----- Supplied data -----
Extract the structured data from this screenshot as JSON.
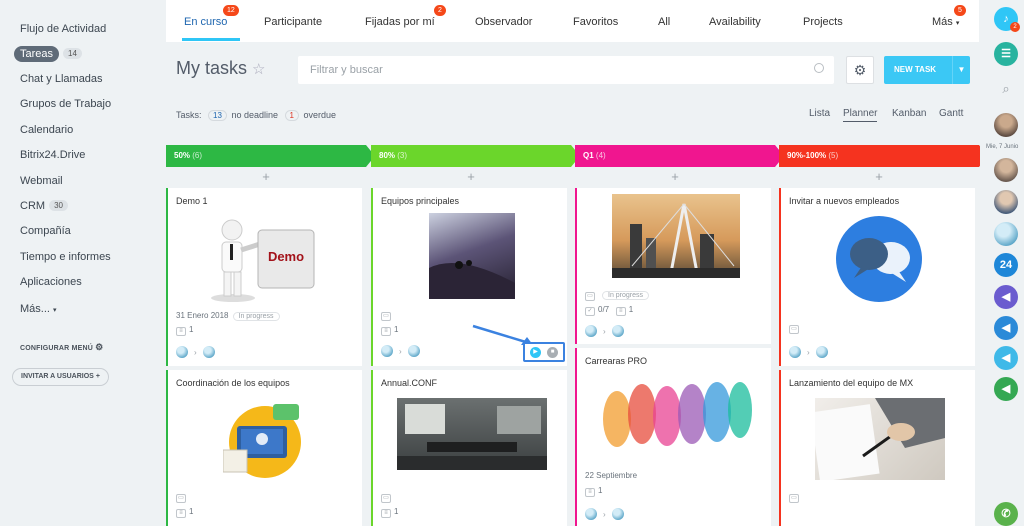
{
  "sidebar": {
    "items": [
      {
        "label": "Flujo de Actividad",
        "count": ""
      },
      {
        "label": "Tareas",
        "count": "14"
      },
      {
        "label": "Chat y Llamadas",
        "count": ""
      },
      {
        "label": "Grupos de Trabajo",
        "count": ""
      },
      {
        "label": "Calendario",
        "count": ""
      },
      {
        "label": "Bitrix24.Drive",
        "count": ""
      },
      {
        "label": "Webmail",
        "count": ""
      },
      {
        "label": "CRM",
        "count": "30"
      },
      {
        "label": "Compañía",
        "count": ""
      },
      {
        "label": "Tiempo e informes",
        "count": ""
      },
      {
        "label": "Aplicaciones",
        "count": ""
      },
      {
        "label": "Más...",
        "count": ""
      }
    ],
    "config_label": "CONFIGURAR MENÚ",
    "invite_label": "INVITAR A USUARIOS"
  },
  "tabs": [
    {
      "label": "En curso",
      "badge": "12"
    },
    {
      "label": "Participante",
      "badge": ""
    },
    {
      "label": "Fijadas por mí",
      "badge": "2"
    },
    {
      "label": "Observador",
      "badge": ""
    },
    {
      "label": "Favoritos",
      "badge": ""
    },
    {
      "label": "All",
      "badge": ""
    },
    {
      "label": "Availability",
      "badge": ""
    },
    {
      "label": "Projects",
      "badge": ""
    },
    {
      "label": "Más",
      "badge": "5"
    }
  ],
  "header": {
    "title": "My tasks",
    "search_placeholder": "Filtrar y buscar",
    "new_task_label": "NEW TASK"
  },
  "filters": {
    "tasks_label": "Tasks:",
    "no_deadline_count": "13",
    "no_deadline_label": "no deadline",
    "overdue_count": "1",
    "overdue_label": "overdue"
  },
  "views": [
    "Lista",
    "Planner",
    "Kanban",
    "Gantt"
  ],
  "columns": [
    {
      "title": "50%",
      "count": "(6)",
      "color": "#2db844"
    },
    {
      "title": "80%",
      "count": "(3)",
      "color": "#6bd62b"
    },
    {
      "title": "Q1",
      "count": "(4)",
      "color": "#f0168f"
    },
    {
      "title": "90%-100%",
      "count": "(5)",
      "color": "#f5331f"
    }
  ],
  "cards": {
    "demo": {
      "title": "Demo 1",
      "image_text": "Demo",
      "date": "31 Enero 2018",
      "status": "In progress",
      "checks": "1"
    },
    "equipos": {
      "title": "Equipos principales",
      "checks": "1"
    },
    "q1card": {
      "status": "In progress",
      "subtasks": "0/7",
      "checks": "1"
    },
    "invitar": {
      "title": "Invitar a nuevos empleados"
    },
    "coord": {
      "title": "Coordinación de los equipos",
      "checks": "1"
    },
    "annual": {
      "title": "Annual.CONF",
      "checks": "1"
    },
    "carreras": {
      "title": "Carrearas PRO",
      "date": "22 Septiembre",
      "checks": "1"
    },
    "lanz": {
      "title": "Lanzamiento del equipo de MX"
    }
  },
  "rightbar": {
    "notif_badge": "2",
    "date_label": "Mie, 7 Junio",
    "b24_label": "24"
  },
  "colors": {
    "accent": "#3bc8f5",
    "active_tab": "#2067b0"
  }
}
-----
----- Supplied data -----
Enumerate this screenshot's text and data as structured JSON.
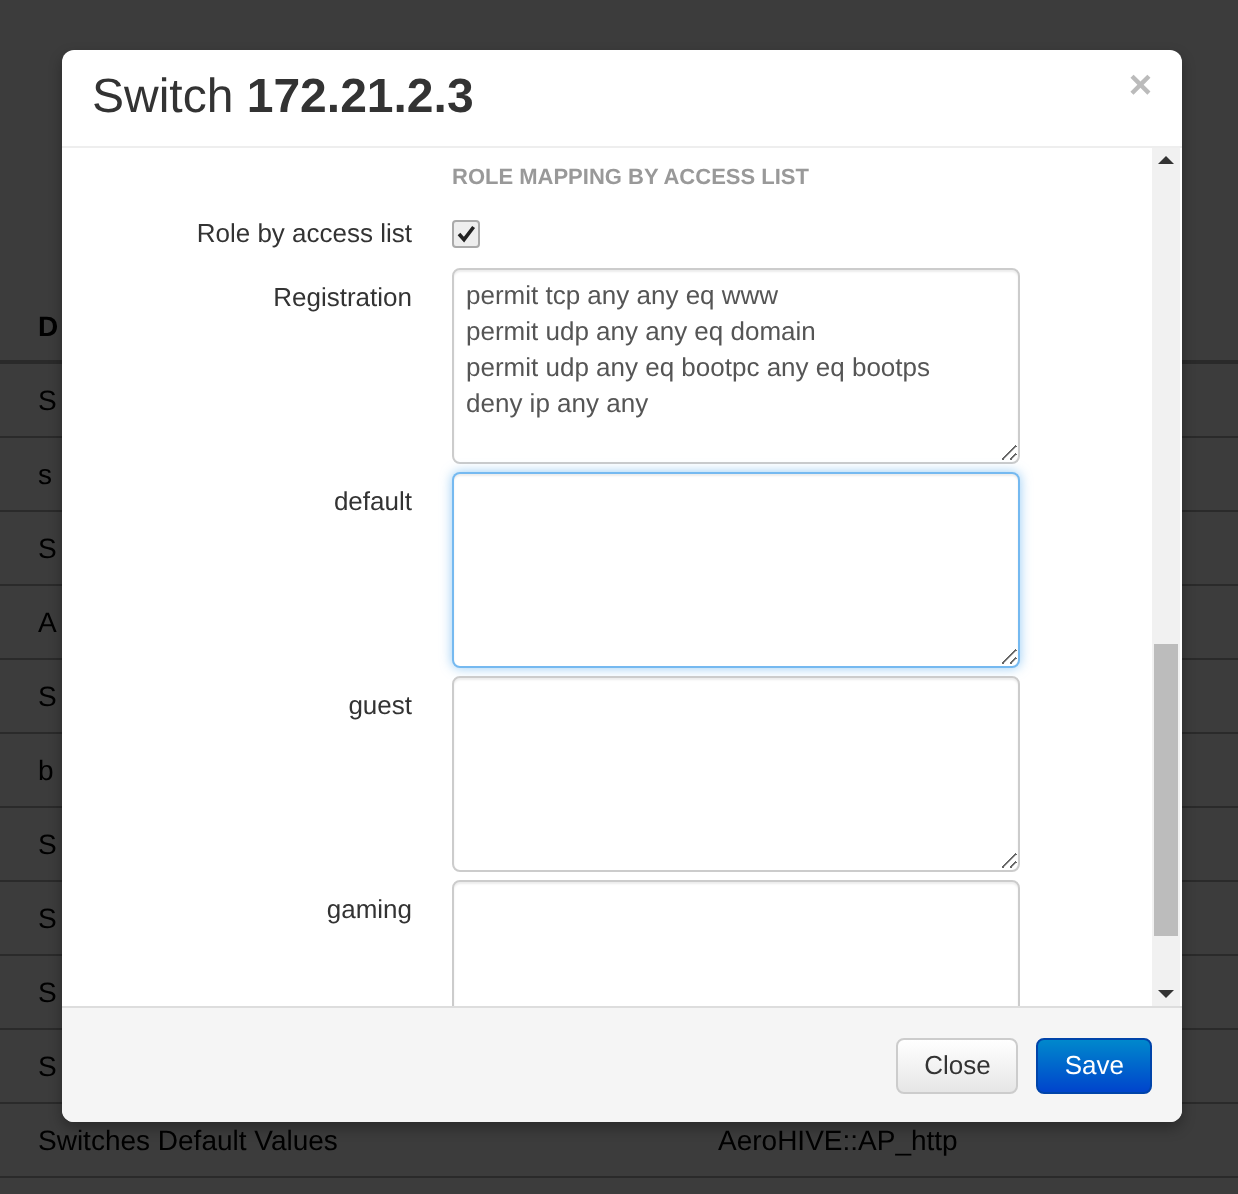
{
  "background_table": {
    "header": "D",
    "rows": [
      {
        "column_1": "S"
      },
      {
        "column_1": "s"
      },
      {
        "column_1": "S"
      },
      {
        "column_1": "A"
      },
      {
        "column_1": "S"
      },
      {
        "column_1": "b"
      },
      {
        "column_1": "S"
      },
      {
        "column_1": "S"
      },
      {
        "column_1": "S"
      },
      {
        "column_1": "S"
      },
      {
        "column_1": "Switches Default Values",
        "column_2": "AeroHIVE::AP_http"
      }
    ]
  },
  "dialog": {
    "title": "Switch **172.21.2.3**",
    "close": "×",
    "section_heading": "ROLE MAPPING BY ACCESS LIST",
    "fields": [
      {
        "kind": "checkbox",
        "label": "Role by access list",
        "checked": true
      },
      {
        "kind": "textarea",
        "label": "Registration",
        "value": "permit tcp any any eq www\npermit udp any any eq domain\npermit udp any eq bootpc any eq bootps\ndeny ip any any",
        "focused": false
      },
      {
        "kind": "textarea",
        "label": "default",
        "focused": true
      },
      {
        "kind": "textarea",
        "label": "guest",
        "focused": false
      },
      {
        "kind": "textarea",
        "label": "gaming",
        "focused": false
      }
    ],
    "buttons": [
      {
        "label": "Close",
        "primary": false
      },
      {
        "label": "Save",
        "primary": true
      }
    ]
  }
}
-----
- What is asked -
Gather each line from the listing above that holds "this".

- Final answer -
Extract the structured data from this screenshot as JSON.
Enumerate this screenshot's text and data as structured JSON.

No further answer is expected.